Reproduce the records verbatim, starting at the line that contains "radio-no-cloud-label: 不使用云服务 bbox=[155, 356, 234, 371]" and stopping after the line that contains "language-value: JavaScript bbox=[139, 388, 200, 402]".

((

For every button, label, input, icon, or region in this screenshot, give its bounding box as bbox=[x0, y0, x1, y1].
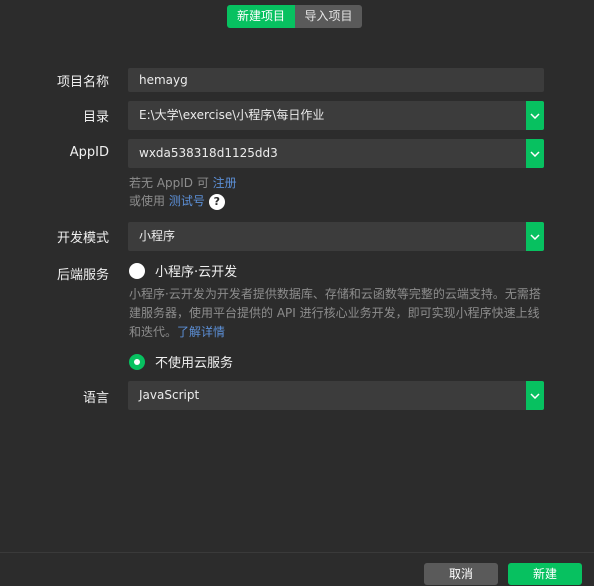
radio-no-cloud-label: 不使用云服务 bbox=[155, 356, 234, 371]
directory-label: 目录 bbox=[82, 110, 109, 125]
radio-checked-icon[interactable] bbox=[129, 353, 145, 370]
radio-no-cloud[interactable]: 不使用云服务 bbox=[129, 352, 233, 371]
tab-new-project[interactable]: 新建项目 bbox=[227, 5, 295, 28]
language-value: JavaScript bbox=[139, 388, 200, 402]
dev-mode-select[interactable]: 小程序 bbox=[128, 222, 544, 251]
tab-import-project[interactable]: 导入项目 bbox=[295, 5, 362, 28]
chevron-down-icon[interactable] bbox=[526, 222, 544, 251]
project-mode-tabs: 新建项目 导入项目 bbox=[227, 5, 362, 28]
radio-cloud-dev[interactable]: 小程序·云开发 bbox=[129, 261, 237, 280]
chevron-down-icon[interactable] bbox=[526, 381, 544, 410]
directory-value: E:\大学\exercise\小程序\每日作业 bbox=[139, 108, 325, 122]
register-link[interactable]: 注册 bbox=[213, 176, 237, 190]
appid-label: AppID bbox=[69, 145, 109, 160]
appid-hint: 若无 AppID 可 注册 bbox=[129, 174, 237, 191]
radio-cloud-dev-label: 小程序·云开发 bbox=[155, 265, 238, 280]
backend-label: 后端服务 bbox=[56, 268, 109, 283]
test-account-link[interactable]: 测试号 bbox=[169, 194, 205, 208]
cancel-button[interactable]: 取消 bbox=[424, 563, 498, 585]
cloud-dev-description: 小程序·云开发为开发者提供数据库、存储和云函数等完整的云端支持。无需搭建服务器，… bbox=[129, 285, 544, 342]
language-select[interactable]: JavaScript bbox=[128, 381, 544, 410]
test-account-hint: 或使用 测试号? bbox=[129, 192, 225, 210]
create-button[interactable]: 新建 bbox=[508, 563, 582, 585]
project-name-input[interactable]: hemayg bbox=[128, 68, 544, 92]
footer-divider bbox=[0, 552, 594, 553]
appid-hint-text: 若无 AppID 可 bbox=[129, 176, 213, 190]
dev-mode-label: 开发模式 bbox=[56, 231, 109, 246]
help-icon[interactable]: ? bbox=[208, 193, 225, 210]
learn-more-link[interactable]: 了解详情 bbox=[177, 325, 225, 339]
language-label: 语言 bbox=[82, 391, 109, 406]
appid-value: wxda538318d1125dd3 bbox=[139, 146, 278, 160]
radio-unchecked-icon[interactable] bbox=[129, 262, 145, 279]
test-account-hint-text: 或使用 bbox=[129, 194, 169, 208]
directory-select[interactable]: E:\大学\exercise\小程序\每日作业 bbox=[128, 101, 544, 130]
project-name-label: 项目名称 bbox=[56, 75, 109, 90]
chevron-down-icon[interactable] bbox=[526, 101, 544, 130]
chevron-down-icon[interactable] bbox=[526, 139, 544, 168]
appid-select[interactable]: wxda538318d1125dd3 bbox=[128, 139, 544, 168]
dev-mode-value: 小程序 bbox=[139, 229, 176, 243]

))

### EXERCISE RESULT
radio-no-cloud-label: 不使用云服务 bbox=[155, 356, 234, 371]
directory-label: 目录 bbox=[82, 110, 109, 125]
radio-checked-icon[interactable] bbox=[129, 353, 145, 370]
radio-no-cloud[interactable]: 不使用云服务 bbox=[129, 352, 233, 371]
tab-new-project[interactable]: 新建项目 bbox=[227, 5, 295, 28]
language-value: JavaScript bbox=[139, 388, 200, 402]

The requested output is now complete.